[Figure collection entries]
::::::::
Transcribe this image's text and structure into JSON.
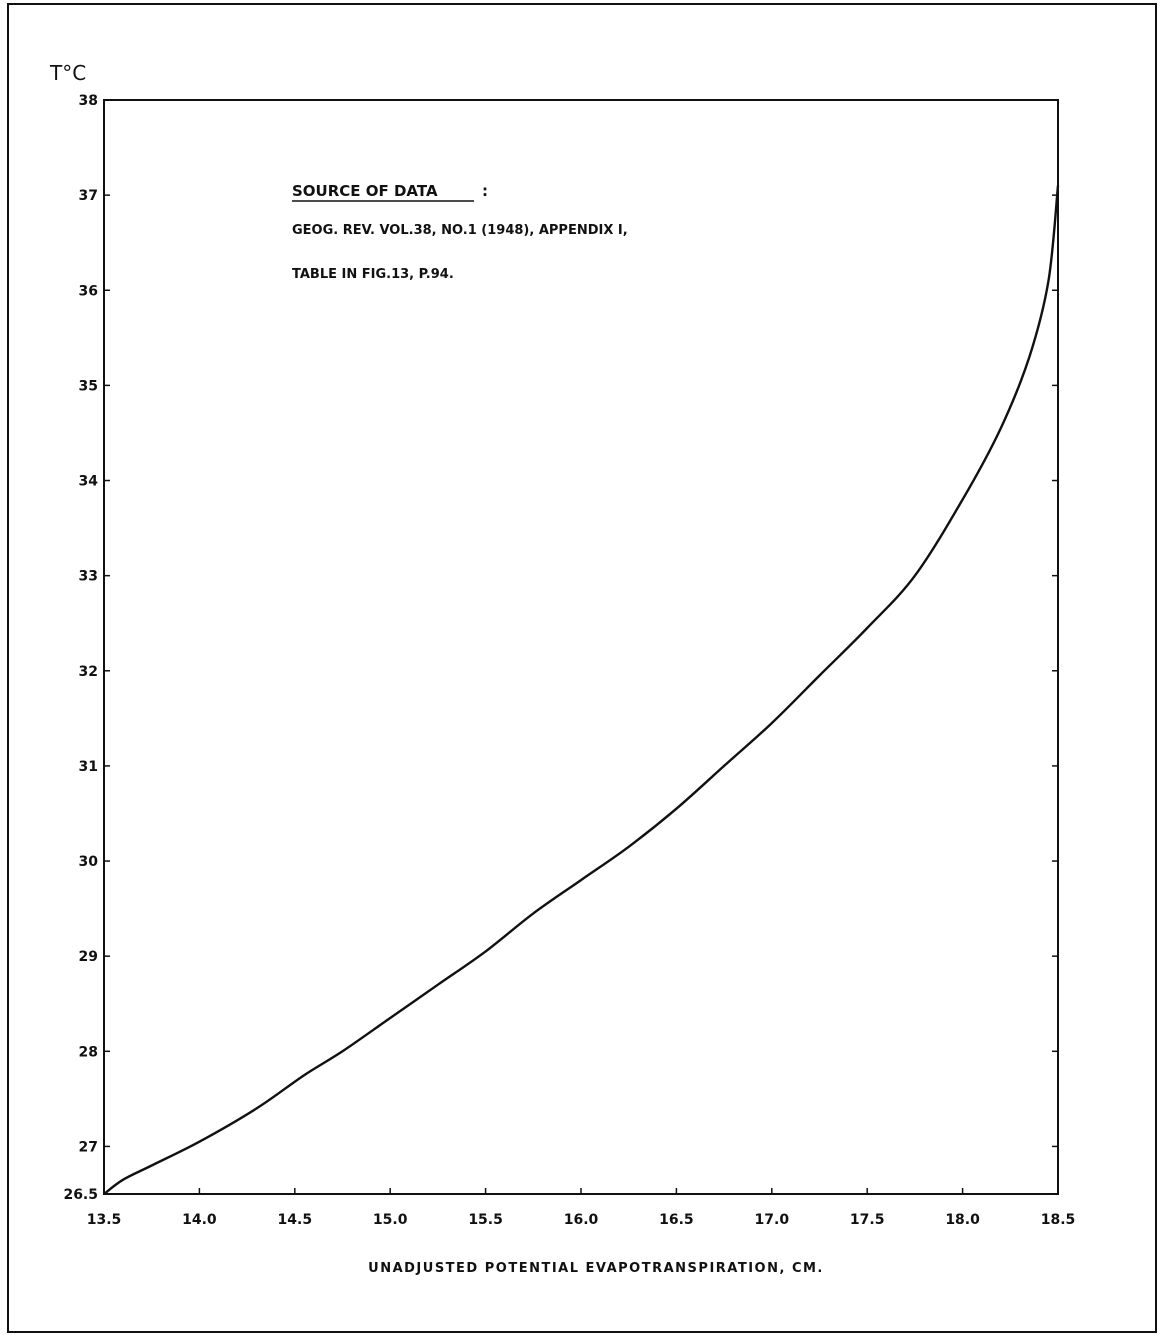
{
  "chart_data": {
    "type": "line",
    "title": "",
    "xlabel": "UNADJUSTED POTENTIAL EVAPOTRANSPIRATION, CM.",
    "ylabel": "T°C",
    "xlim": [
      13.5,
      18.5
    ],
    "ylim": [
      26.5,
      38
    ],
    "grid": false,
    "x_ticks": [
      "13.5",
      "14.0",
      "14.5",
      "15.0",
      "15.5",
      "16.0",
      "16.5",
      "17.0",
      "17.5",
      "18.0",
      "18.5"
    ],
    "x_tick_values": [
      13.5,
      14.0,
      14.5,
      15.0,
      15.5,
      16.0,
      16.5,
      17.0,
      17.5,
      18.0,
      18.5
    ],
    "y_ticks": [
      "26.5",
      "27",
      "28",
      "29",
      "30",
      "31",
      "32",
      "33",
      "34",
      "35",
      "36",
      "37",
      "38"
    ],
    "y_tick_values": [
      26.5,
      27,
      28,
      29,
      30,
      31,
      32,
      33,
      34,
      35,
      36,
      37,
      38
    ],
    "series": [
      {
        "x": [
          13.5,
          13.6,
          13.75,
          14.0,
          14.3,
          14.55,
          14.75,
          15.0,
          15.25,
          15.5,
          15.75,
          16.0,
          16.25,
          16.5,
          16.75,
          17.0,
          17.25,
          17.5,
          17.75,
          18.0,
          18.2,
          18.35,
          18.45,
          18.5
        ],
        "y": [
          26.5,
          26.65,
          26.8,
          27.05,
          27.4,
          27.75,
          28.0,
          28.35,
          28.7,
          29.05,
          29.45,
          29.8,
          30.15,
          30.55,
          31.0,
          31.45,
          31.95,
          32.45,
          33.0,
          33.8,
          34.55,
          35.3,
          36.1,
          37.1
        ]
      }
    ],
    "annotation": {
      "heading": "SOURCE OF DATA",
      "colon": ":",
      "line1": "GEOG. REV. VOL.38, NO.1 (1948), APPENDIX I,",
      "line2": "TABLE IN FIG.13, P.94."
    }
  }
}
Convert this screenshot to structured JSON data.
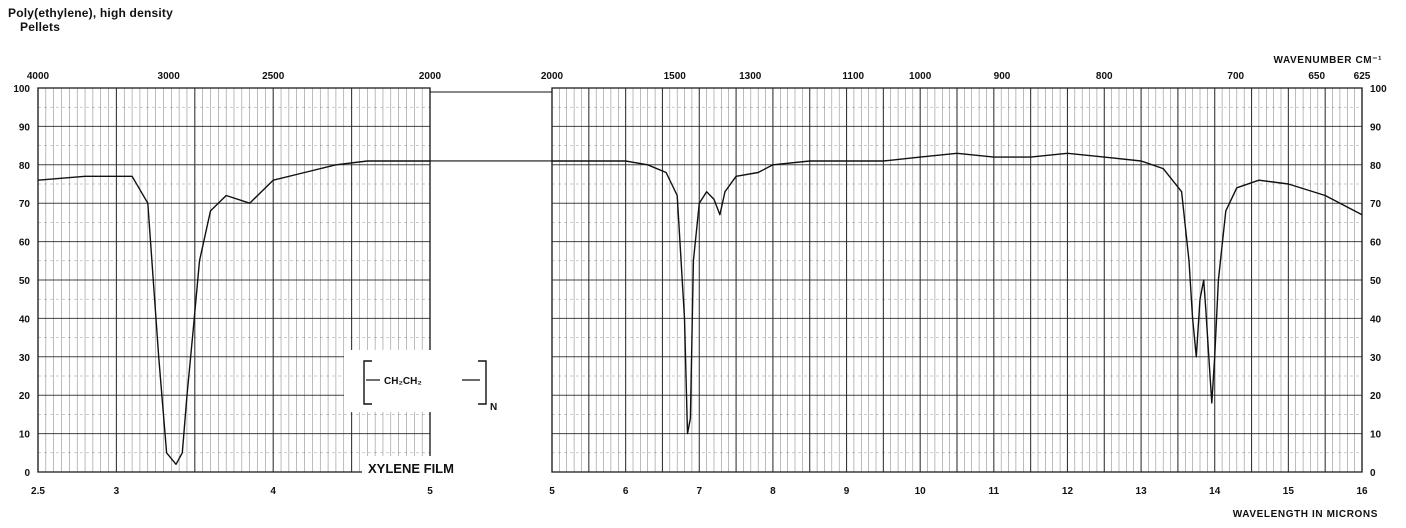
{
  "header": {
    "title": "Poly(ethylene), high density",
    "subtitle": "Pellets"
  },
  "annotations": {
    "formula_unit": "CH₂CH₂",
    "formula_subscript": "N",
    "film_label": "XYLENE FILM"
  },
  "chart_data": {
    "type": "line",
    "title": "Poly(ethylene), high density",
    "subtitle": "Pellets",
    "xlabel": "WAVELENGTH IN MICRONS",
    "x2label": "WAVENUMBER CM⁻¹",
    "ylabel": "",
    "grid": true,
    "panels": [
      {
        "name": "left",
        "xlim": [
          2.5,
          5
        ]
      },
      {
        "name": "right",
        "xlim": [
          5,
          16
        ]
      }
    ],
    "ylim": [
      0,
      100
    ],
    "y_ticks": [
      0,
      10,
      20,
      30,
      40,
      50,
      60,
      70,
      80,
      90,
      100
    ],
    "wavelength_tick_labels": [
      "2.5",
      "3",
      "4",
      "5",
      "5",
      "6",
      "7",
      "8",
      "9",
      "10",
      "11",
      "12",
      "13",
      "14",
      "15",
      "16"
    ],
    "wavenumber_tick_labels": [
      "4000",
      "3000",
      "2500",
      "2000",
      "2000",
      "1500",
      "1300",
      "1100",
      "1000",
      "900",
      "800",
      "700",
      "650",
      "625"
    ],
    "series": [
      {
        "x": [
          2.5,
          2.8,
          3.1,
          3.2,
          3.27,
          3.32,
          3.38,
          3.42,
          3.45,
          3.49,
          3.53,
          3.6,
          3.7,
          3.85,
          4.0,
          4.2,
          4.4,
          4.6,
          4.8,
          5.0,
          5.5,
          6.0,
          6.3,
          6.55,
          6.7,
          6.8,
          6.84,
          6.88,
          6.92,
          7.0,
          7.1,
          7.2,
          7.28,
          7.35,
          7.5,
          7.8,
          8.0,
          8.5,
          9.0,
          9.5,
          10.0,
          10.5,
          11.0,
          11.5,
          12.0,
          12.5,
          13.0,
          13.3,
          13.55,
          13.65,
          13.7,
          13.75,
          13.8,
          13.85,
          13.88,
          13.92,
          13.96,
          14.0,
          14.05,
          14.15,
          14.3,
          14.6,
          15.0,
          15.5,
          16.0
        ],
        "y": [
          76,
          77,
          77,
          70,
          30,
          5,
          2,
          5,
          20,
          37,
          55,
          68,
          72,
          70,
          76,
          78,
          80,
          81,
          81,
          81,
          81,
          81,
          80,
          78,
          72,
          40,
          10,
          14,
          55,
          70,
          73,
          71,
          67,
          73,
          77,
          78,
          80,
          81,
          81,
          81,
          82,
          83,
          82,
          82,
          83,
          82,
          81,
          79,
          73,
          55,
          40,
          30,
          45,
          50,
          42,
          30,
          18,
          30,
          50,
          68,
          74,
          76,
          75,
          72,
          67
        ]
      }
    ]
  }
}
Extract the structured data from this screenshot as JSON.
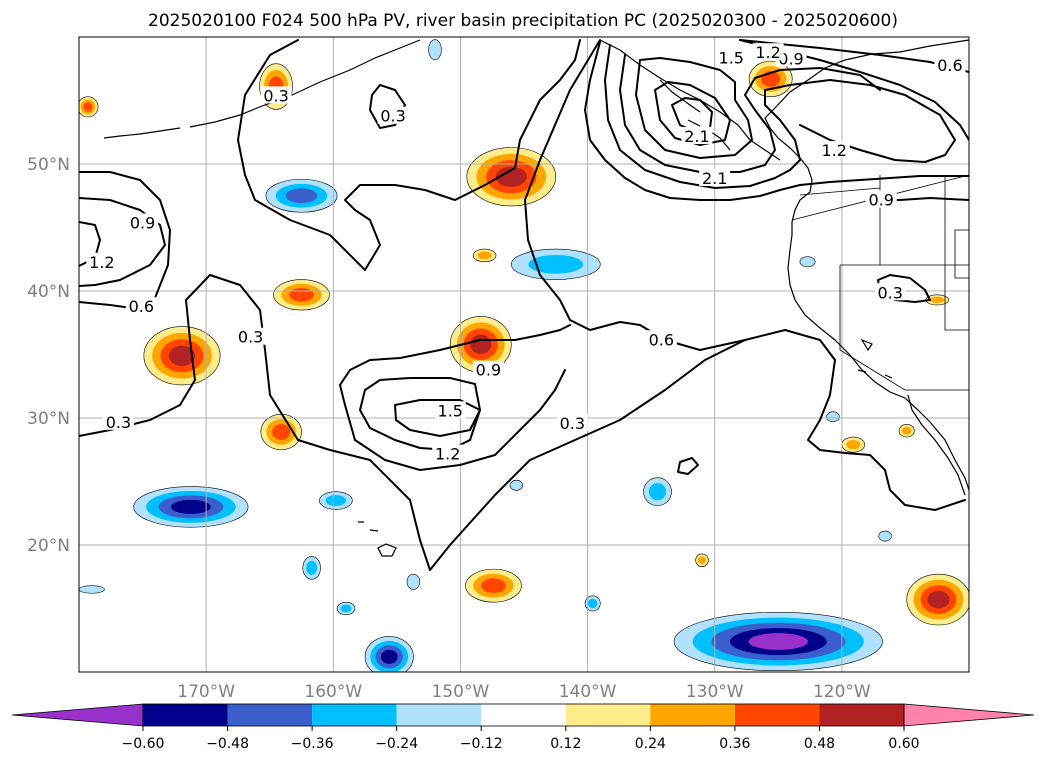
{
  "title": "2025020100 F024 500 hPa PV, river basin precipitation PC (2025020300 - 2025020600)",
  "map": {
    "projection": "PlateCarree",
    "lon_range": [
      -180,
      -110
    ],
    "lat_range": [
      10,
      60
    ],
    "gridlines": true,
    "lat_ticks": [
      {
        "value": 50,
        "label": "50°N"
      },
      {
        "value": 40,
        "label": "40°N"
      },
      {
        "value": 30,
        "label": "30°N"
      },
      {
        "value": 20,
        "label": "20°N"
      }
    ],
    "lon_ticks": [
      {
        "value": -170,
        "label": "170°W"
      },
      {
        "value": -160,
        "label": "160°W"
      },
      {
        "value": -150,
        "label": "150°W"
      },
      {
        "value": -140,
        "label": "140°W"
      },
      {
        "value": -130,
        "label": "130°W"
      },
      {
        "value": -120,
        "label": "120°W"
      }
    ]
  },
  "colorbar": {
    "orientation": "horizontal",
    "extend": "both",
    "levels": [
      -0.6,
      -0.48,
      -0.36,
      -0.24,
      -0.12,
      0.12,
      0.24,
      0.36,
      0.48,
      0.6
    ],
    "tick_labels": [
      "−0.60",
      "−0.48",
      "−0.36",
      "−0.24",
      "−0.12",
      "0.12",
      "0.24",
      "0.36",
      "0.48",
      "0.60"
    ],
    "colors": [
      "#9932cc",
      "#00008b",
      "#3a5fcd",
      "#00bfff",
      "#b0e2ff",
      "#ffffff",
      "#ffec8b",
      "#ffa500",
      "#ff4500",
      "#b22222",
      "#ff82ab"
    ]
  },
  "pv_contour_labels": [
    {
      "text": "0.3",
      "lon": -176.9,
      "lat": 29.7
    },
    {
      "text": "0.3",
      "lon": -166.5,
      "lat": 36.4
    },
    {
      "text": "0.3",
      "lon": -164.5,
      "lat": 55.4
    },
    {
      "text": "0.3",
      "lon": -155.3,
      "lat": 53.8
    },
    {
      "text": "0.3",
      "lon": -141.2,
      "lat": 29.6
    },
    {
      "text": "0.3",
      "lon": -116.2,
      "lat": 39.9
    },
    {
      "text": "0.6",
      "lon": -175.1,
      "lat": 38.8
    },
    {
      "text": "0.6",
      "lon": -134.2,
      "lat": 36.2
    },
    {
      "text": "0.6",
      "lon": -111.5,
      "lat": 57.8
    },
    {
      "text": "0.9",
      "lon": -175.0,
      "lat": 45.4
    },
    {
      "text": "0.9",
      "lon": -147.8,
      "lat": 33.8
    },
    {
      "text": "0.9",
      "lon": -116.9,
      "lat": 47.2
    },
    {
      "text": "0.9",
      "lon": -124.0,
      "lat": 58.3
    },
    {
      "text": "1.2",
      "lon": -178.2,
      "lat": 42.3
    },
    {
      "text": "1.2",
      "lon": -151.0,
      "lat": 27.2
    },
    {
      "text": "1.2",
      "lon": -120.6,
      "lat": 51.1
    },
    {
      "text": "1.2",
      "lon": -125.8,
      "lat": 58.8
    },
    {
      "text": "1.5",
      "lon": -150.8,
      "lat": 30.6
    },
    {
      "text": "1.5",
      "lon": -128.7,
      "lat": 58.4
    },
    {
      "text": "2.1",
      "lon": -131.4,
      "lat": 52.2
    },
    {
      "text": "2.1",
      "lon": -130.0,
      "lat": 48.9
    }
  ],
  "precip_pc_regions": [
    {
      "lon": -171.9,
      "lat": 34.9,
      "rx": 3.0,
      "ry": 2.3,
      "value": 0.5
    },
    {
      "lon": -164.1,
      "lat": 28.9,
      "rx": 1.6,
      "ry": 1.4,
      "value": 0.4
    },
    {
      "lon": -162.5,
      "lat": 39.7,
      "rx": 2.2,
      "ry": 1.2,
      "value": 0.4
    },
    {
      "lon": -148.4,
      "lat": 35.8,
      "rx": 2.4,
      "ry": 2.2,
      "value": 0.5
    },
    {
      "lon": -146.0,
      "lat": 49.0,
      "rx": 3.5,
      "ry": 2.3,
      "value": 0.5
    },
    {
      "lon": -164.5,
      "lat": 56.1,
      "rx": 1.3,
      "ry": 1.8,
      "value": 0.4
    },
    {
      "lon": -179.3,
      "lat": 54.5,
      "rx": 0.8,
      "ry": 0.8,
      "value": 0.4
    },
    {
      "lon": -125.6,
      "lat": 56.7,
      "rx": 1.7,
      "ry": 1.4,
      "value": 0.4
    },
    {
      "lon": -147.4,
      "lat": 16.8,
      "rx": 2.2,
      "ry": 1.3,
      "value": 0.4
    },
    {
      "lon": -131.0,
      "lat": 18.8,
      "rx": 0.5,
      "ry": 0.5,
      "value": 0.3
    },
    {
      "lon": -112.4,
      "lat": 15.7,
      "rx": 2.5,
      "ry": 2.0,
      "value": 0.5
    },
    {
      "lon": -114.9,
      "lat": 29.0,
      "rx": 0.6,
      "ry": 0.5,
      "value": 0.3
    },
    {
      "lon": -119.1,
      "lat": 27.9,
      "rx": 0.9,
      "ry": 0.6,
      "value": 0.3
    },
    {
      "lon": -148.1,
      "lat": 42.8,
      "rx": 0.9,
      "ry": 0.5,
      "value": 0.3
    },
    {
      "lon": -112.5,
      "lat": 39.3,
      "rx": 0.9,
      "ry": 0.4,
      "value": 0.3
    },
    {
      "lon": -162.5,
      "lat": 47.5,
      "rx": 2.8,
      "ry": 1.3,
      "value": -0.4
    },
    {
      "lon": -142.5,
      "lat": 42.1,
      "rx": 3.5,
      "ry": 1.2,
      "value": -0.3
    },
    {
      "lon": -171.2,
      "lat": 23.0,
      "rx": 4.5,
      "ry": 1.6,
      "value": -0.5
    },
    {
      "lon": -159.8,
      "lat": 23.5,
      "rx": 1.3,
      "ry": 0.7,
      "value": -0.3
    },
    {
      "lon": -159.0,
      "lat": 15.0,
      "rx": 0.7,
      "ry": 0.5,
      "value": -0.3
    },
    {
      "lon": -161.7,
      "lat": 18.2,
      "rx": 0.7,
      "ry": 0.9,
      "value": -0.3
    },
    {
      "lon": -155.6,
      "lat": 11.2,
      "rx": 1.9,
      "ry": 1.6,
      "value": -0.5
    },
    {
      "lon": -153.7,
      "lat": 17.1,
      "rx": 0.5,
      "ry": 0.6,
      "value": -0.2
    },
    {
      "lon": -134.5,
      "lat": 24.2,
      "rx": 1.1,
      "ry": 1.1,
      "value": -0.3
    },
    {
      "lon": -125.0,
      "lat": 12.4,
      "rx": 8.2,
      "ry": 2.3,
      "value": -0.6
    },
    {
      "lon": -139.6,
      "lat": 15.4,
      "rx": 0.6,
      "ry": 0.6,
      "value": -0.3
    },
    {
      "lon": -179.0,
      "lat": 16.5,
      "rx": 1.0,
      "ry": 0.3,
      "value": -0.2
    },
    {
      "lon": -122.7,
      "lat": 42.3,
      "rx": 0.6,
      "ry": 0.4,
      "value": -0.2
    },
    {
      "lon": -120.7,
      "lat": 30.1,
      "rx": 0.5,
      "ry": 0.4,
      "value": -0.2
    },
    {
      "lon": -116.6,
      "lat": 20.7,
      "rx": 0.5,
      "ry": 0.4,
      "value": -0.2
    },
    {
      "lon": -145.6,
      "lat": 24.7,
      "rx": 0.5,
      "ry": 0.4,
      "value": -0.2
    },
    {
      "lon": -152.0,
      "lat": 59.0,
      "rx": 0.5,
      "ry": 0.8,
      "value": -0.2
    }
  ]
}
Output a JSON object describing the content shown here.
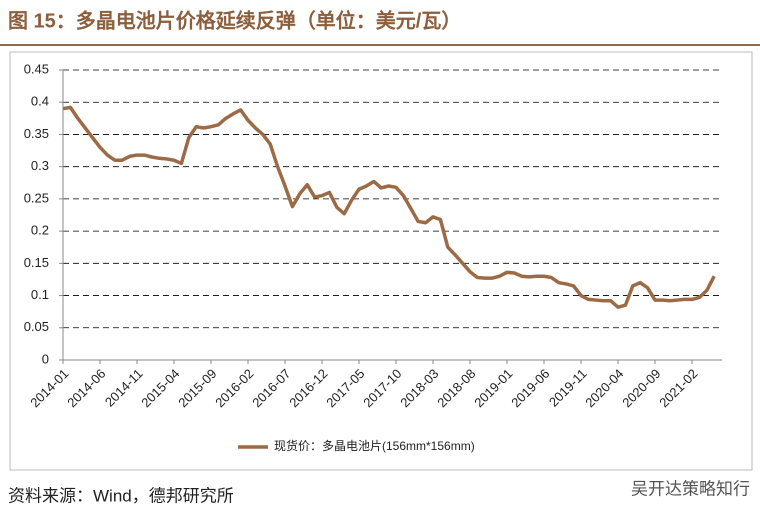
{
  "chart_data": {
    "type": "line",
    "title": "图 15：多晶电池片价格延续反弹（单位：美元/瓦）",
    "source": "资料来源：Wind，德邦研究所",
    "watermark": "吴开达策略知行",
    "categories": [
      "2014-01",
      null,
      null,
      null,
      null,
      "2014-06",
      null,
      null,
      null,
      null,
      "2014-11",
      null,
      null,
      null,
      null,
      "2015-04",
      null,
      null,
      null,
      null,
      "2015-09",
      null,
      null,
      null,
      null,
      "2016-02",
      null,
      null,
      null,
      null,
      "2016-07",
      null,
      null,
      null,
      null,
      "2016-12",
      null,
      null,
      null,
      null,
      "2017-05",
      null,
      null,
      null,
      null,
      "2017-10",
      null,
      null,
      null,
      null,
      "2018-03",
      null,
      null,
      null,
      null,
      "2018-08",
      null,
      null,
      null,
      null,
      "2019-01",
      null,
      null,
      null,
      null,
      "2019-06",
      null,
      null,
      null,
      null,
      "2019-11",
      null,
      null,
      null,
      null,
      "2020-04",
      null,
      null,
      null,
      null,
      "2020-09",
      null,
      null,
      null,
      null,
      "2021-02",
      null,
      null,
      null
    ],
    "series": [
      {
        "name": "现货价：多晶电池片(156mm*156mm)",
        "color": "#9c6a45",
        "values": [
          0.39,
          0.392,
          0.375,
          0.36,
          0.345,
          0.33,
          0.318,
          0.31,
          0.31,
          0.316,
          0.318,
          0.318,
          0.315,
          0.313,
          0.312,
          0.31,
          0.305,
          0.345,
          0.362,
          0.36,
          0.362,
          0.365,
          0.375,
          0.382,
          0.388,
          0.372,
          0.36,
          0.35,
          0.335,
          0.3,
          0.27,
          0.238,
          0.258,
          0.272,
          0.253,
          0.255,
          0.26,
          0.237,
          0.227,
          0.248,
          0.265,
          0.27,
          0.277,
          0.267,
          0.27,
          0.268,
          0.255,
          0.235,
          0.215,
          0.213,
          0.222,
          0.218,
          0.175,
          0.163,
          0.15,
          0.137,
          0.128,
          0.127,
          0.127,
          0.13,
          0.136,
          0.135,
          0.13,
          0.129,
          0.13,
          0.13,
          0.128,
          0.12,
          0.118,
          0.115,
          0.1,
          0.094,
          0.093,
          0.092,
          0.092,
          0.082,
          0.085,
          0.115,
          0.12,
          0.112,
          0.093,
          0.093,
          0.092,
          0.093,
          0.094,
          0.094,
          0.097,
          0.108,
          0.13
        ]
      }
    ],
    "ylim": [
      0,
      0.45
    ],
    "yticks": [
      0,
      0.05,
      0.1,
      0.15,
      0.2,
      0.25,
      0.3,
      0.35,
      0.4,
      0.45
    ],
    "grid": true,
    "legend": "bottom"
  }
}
::::::::
- **Work required**: Using the records above, list each line that includes "structured".

- **Exercise output**:
Convert this screenshot to structured JSON data.
Extract the structured data from this screenshot as JSON.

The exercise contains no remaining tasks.